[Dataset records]
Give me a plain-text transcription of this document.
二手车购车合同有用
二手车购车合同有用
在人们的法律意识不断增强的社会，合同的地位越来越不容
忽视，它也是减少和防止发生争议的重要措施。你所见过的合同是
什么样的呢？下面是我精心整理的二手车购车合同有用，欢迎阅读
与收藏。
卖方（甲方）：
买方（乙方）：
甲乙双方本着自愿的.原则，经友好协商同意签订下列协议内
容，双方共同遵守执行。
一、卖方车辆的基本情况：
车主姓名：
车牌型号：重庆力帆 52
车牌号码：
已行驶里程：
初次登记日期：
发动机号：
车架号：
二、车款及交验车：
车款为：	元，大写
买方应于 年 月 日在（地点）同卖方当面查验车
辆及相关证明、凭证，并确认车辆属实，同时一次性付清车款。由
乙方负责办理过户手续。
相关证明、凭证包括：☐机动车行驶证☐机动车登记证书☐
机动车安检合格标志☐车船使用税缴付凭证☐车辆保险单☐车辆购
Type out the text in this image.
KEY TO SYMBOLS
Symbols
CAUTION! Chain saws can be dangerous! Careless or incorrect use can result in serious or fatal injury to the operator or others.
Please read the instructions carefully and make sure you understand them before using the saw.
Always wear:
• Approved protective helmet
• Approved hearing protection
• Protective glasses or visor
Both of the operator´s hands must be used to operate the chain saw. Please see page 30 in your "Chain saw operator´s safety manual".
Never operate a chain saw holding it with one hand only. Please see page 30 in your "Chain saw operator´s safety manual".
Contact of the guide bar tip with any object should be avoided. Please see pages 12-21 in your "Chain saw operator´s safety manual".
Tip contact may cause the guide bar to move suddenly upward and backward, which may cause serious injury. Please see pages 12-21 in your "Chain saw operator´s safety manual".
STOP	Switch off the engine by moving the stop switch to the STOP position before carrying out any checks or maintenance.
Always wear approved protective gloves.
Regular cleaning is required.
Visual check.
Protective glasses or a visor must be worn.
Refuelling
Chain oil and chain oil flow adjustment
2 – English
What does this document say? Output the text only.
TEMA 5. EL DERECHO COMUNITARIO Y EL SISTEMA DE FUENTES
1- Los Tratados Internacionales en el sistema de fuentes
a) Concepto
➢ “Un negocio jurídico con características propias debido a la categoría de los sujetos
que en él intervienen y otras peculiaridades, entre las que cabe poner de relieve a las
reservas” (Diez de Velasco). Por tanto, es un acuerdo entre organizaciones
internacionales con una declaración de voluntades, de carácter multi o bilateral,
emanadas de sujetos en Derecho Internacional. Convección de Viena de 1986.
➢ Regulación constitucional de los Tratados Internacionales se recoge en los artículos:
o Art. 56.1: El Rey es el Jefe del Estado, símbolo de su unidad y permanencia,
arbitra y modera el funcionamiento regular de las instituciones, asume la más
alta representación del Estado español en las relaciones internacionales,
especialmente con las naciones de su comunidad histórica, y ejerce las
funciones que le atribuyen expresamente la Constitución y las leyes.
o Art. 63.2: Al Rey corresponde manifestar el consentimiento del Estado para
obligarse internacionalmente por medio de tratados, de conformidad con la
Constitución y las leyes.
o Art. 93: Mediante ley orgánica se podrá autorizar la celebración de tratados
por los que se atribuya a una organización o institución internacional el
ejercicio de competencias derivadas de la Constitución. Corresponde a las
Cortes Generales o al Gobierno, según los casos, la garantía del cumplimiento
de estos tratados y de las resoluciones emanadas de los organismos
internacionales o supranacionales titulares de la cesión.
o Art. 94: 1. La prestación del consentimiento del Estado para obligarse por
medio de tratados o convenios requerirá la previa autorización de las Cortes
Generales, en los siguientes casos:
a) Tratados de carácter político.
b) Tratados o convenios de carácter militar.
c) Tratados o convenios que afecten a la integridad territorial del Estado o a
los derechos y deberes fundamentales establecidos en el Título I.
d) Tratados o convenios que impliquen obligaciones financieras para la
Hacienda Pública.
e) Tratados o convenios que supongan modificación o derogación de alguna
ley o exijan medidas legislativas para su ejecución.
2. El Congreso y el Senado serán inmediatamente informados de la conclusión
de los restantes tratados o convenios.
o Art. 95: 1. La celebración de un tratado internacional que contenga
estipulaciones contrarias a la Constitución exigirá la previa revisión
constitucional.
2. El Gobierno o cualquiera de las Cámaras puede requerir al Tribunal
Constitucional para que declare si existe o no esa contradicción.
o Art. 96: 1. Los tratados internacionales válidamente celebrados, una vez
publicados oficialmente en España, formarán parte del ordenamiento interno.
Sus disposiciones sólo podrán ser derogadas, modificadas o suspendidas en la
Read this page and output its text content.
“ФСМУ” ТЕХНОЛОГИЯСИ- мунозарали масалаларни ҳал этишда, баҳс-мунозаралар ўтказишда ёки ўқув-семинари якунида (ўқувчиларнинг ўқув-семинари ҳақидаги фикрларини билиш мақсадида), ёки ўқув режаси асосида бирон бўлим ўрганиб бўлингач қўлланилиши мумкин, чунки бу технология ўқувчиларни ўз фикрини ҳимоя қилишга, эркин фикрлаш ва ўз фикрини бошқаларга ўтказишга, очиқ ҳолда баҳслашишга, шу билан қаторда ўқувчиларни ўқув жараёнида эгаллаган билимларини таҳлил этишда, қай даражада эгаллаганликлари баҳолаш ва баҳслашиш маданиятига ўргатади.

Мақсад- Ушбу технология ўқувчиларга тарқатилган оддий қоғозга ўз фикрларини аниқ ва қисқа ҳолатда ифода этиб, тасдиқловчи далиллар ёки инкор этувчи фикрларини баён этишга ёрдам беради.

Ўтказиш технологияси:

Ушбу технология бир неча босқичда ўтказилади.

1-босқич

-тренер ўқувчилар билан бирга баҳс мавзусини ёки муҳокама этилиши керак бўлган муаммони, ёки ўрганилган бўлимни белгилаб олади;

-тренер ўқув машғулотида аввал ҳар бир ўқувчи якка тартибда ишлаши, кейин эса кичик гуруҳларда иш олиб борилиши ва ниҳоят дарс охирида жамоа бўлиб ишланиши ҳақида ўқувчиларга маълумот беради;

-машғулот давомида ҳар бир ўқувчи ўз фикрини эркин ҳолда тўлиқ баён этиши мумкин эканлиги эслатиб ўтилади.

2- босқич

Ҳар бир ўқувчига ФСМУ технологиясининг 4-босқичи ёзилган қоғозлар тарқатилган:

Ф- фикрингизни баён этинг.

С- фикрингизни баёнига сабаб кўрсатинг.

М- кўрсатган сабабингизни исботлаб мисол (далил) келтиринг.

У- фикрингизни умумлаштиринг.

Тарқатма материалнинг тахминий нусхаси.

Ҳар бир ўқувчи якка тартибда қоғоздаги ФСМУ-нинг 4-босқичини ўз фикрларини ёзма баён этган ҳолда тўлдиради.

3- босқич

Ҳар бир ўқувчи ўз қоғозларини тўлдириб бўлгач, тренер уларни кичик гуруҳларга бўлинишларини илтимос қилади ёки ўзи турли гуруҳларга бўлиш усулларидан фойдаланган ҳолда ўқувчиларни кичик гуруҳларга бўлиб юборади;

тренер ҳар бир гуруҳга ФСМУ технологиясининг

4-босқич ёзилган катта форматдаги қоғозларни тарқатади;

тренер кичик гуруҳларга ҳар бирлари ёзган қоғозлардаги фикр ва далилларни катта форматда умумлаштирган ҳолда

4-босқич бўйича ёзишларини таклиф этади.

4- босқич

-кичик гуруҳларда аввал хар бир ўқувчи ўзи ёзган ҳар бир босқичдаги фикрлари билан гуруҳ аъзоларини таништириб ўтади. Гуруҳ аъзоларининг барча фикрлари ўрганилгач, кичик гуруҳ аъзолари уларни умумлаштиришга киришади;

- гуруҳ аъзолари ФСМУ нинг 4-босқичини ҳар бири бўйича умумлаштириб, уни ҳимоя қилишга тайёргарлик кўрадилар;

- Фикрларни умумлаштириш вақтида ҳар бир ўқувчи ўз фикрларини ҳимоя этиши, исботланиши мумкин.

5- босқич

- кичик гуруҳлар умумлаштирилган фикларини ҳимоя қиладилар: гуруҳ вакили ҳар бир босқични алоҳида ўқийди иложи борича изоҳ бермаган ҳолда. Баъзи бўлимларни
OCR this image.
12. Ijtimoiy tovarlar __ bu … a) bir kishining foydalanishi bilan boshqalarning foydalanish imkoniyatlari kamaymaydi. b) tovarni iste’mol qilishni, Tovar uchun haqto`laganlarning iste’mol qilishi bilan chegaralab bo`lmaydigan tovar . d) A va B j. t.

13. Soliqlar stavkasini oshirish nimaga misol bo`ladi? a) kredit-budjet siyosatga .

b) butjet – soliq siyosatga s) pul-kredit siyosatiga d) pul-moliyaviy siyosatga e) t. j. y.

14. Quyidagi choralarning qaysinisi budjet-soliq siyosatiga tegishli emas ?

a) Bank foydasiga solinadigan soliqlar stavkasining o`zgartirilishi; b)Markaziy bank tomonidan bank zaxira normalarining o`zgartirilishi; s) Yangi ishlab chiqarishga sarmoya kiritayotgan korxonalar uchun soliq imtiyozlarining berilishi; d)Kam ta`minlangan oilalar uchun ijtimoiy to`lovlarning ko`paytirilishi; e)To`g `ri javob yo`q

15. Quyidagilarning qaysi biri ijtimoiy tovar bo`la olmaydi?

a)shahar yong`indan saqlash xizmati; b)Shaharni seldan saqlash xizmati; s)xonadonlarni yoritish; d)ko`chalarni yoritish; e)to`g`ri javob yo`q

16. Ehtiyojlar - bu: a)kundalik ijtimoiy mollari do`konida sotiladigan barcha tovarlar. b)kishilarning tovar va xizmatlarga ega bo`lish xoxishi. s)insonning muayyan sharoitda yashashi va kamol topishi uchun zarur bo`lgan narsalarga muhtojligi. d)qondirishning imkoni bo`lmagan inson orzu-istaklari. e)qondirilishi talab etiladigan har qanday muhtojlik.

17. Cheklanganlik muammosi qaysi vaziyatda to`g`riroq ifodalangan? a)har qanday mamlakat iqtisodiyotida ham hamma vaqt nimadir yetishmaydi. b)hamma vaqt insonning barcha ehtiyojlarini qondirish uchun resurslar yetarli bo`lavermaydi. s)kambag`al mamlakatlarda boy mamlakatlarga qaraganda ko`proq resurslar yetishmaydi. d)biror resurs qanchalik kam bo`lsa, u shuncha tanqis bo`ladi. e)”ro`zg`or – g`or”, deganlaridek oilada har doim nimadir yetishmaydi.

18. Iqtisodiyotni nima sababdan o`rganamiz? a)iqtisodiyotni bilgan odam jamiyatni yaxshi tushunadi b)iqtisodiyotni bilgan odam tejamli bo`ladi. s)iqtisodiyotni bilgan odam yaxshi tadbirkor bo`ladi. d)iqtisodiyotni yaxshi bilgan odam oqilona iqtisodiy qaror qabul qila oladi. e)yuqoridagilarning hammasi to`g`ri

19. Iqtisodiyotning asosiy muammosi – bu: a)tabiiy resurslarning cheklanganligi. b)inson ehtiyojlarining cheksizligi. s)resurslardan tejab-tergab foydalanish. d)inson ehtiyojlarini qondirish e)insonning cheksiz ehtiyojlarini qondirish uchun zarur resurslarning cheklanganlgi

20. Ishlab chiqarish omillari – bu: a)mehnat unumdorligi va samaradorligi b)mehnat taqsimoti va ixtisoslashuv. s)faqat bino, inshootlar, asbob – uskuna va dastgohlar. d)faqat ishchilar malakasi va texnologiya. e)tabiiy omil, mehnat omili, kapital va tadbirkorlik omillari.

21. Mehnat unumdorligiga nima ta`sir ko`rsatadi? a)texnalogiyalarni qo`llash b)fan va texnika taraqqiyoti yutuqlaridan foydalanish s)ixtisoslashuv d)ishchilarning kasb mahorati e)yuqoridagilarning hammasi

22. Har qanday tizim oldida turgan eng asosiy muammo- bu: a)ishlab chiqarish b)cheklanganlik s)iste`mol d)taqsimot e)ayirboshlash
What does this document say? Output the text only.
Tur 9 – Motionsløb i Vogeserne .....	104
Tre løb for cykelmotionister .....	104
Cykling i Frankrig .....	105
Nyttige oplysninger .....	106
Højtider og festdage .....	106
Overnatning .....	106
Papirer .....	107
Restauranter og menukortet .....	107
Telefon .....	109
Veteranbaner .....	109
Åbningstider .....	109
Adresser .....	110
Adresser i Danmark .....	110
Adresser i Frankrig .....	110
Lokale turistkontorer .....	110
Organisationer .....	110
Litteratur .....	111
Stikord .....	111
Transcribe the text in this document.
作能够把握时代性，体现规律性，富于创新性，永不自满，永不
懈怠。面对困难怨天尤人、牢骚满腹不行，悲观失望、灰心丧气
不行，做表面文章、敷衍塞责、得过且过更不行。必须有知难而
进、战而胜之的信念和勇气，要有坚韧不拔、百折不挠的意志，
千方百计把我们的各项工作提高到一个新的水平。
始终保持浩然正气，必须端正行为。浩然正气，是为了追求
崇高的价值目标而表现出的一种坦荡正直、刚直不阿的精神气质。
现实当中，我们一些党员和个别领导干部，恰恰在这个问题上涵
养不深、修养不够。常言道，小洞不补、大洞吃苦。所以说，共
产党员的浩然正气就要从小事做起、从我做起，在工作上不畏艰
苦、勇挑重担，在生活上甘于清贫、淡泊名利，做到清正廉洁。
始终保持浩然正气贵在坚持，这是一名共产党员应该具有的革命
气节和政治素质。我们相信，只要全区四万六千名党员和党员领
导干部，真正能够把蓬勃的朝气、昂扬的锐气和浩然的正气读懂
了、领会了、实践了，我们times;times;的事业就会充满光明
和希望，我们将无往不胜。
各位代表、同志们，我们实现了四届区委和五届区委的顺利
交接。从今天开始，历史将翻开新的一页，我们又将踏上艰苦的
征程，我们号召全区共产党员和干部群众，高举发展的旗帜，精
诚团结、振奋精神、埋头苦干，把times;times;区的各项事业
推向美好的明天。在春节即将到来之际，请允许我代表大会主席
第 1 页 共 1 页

## TASK
Identify the lines that hold the word "қилишга". Copy every one of them.

## FULL ANSWER
“ФСМУ” ТЕХНОЛОГИЯСИ- мунозарали масалаларни ҳал этишда, баҳс-мунозаралар ўтказишда ёки ўқув-семинари якунида (ўқувчиларнинг ўқув-семинари ҳақидаги фикрларини билиш мақсадида), ёки ўқув режаси асосида бирон бўлим ўрганиб бўлингач қўлланилиши мумкин, чунки бу технология ўқувчиларни ўз фикрини ҳимоя қилишга, эркин фикрлаш ва ўз фикрини бошқаларга ўтказишга, очиқ ҳолда баҳслашишга, шу билан қаторда ўқувчиларни ўқув жараёнида эгаллаган билимларини таҳлил этишда, қай даражада эгаллаганликлари баҳолаш ва баҳслашиш маданиятига ўргатади.
- гуруҳ аъзолари ФСМУ нинг 4-босқичини ҳар бири бўйича умумлаштириб, уни ҳимоя қилишга тайёргарлик кўрадилар;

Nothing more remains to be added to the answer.